# TASK ITEM
Set down all of the data that follows word for word, without the images.

Dataset entries on figures:
——
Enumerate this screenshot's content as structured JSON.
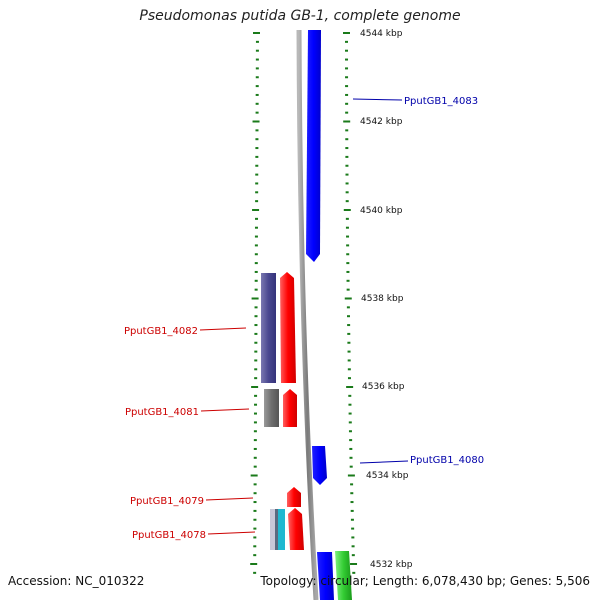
{
  "header": {
    "title": "Pseudomonas putida GB-1, complete genome"
  },
  "footer": {
    "accession": "Accession: NC_010322",
    "summary": "Topology: circular; Length: 6,078,430 bp; Genes: 5,506"
  },
  "colors": {
    "tick": "#1a7a1a",
    "backbone": "#8a8a8a",
    "plus_label": "#0000aa",
    "minus_label": "#cc0000"
  },
  "ticks": [
    "4544 kbp",
    "4542 kbp",
    "4540 kbp",
    "4538 kbp",
    "4536 kbp",
    "4534 kbp",
    "4532 kbp"
  ],
  "genes": [
    {
      "label": "PputGB1_4083",
      "strand": "plus",
      "color": "#0000ff"
    },
    {
      "label": "PputGB1_4082",
      "strand": "minus",
      "color": "#ff0000"
    },
    {
      "label": "PputGB1_4081",
      "strand": "minus",
      "color": "#ff0000"
    },
    {
      "label": "PputGB1_4080",
      "strand": "plus",
      "color": "#0000ff"
    },
    {
      "label": "PputGB1_4079",
      "strand": "minus",
      "color": "#ff0000"
    },
    {
      "label": "PputGB1_4078",
      "strand": "minus",
      "color": "#ff0000"
    }
  ]
}
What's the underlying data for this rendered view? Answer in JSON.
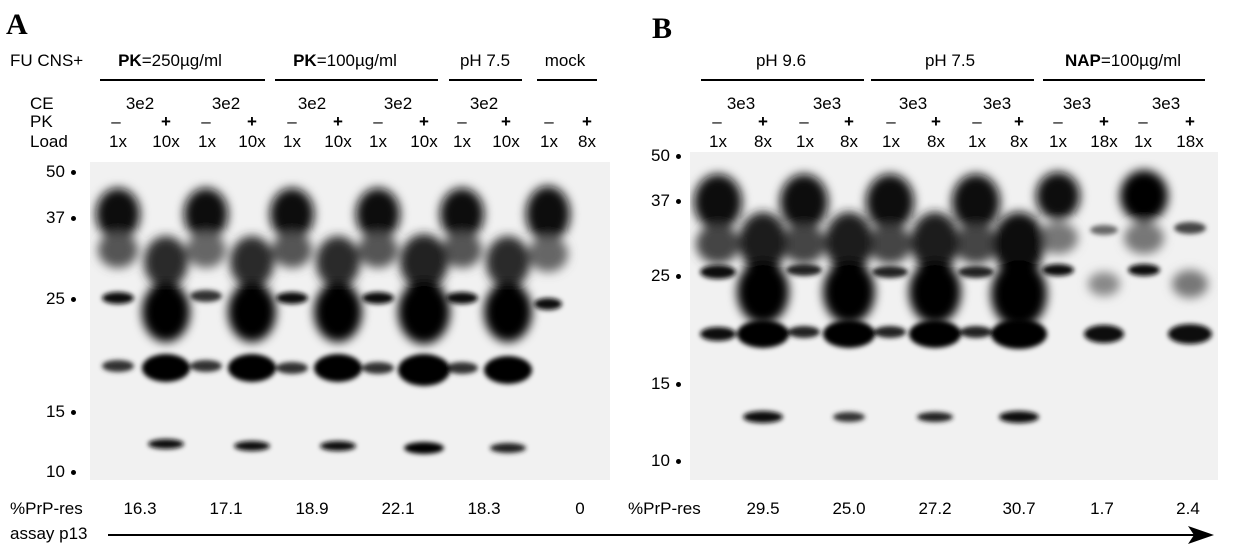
{
  "panel_a": {
    "letter": "A",
    "header_prefix": "FU CNS+",
    "groups": [
      {
        "prefix": "PK",
        "suffix": "=250µg/ml"
      },
      {
        "prefix": "PK",
        "suffix": "=100µg/ml"
      },
      {
        "prefix": "",
        "suffix": "pH 7.5"
      },
      {
        "prefix": "",
        "suffix": "mock"
      }
    ],
    "row_labels": [
      "CE",
      "PK",
      "Load"
    ],
    "ce_values": [
      "3e2",
      "3e2",
      "3e2",
      "3e2",
      "3e2"
    ],
    "pk_values": [
      "–",
      "+",
      "–",
      "+",
      "–",
      "+",
      "–",
      "+",
      "–",
      "+",
      "–",
      "+"
    ],
    "load_values": [
      "1x",
      "10x",
      "1x",
      "10x",
      "1x",
      "10x",
      "1x",
      "10x",
      "1x",
      "10x",
      "1x",
      "8x"
    ],
    "mw_markers": [
      "50",
      "37",
      "25",
      "15",
      "10"
    ],
    "prp_label": "%PrP-res",
    "prp_values": [
      "16.3",
      "17.1",
      "18.9",
      "22.1",
      "18.3",
      "0"
    ]
  },
  "panel_b": {
    "letter": "B",
    "groups": [
      {
        "prefix": "",
        "suffix": "pH 9.6"
      },
      {
        "prefix": "",
        "suffix": "pH 7.5"
      },
      {
        "prefix": "NAP",
        "suffix": "=100µg/ml"
      }
    ],
    "ce_values": [
      "3e3",
      "3e3",
      "3e3",
      "3e3",
      "3e3",
      "3e3"
    ],
    "pk_values": [
      "–",
      "+",
      "–",
      "+",
      "–",
      "+",
      "–",
      "+",
      "–",
      "+",
      "–",
      "+"
    ],
    "load_values": [
      "1x",
      "8x",
      "1x",
      "8x",
      "1x",
      "8x",
      "1x",
      "8x",
      "1x",
      "18x",
      "1x",
      "18x"
    ],
    "mw_markers": [
      "50",
      "37",
      "25",
      "15",
      "10"
    ],
    "prp_label": "%PrP-res",
    "prp_values": [
      "29.5",
      "25.0",
      "27.2",
      "30.7",
      "1.7",
      "2.4"
    ]
  },
  "footer": {
    "assay_label": "assay p13"
  }
}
——
# EXPECTED ANSWER
Enumerate this screenshot's content as structured JSON.
{
  "header": {
    "title": "Pseudomonas putida GB-1, complete genome"
  },
  "footer": {
    "accession": "Accession: NC_010322",
    "summary": "Topology: circular; Length: 6,078,430 bp; Genes: 5,506"
  },
  "colors": {
    "tick": "#1a7a1a",
    "backbone": "#8a8a8a",
    "plus_label": "#0000aa",
    "minus_label": "#cc0000"
  },
  "ticks": [
    "4544 kbp",
    "4542 kbp",
    "4540 kbp",
    "4538 kbp",
    "4536 kbp",
    "4534 kbp",
    "4532 kbp"
  ],
  "genes": [
    {
      "label": "PputGB1_4083",
      "strand": "plus",
      "color": "#0000ff"
    },
    {
      "label": "PputGB1_4082",
      "strand": "minus",
      "color": "#ff0000"
    },
    {
      "label": "PputGB1_4081",
      "strand": "minus",
      "color": "#ff0000"
    },
    {
      "label": "PputGB1_4080",
      "strand": "plus",
      "color": "#0000ff"
    },
    {
      "label": "PputGB1_4079",
      "strand": "minus",
      "color": "#ff0000"
    },
    {
      "label": "PputGB1_4078",
      "strand": "minus",
      "color": "#ff0000"
    }
  ]
}
What's the underlying data for this rendered view? Answer in JSON.
{
  "panel_a": {
    "letter": "A",
    "header_prefix": "FU CNS+",
    "groups": [
      {
        "prefix": "PK",
        "suffix": "=250µg/ml"
      },
      {
        "prefix": "PK",
        "suffix": "=100µg/ml"
      },
      {
        "prefix": "",
        "suffix": "pH 7.5"
      },
      {
        "prefix": "",
        "suffix": "mock"
      }
    ],
    "row_labels": [
      "CE",
      "PK",
      "Load"
    ],
    "ce_values": [
      "3e2",
      "3e2",
      "3e2",
      "3e2",
      "3e2"
    ],
    "pk_values": [
      "–",
      "+",
      "–",
      "+",
      "–",
      "+",
      "–",
      "+",
      "–",
      "+",
      "–",
      "+"
    ],
    "load_values": [
      "1x",
      "10x",
      "1x",
      "10x",
      "1x",
      "10x",
      "1x",
      "10x",
      "1x",
      "10x",
      "1x",
      "8x"
    ],
    "mw_markers": [
      "50",
      "37",
      "25",
      "15",
      "10"
    ],
    "prp_label": "%PrP-res",
    "prp_values": [
      "16.3",
      "17.1",
      "18.9",
      "22.1",
      "18.3",
      "0"
    ]
  },
  "panel_b": {
    "letter": "B",
    "groups": [
      {
        "prefix": "",
        "suffix": "pH 9.6"
      },
      {
        "prefix": "",
        "suffix": "pH 7.5"
      },
      {
        "prefix": "NAP",
        "suffix": "=100µg/ml"
      }
    ],
    "ce_values": [
      "3e3",
      "3e3",
      "3e3",
      "3e3",
      "3e3",
      "3e3"
    ],
    "pk_values": [
      "–",
      "+",
      "–",
      "+",
      "–",
      "+",
      "–",
      "+",
      "–",
      "+",
      "–",
      "+"
    ],
    "load_values": [
      "1x",
      "8x",
      "1x",
      "8x",
      "1x",
      "8x",
      "1x",
      "8x",
      "1x",
      "18x",
      "1x",
      "18x"
    ],
    "mw_markers": [
      "50",
      "37",
      "25",
      "15",
      "10"
    ],
    "prp_label": "%PrP-res",
    "prp_values": [
      "29.5",
      "25.0",
      "27.2",
      "30.7",
      "1.7",
      "2.4"
    ]
  },
  "footer": {
    "assay_label": "assay p13"
  }
}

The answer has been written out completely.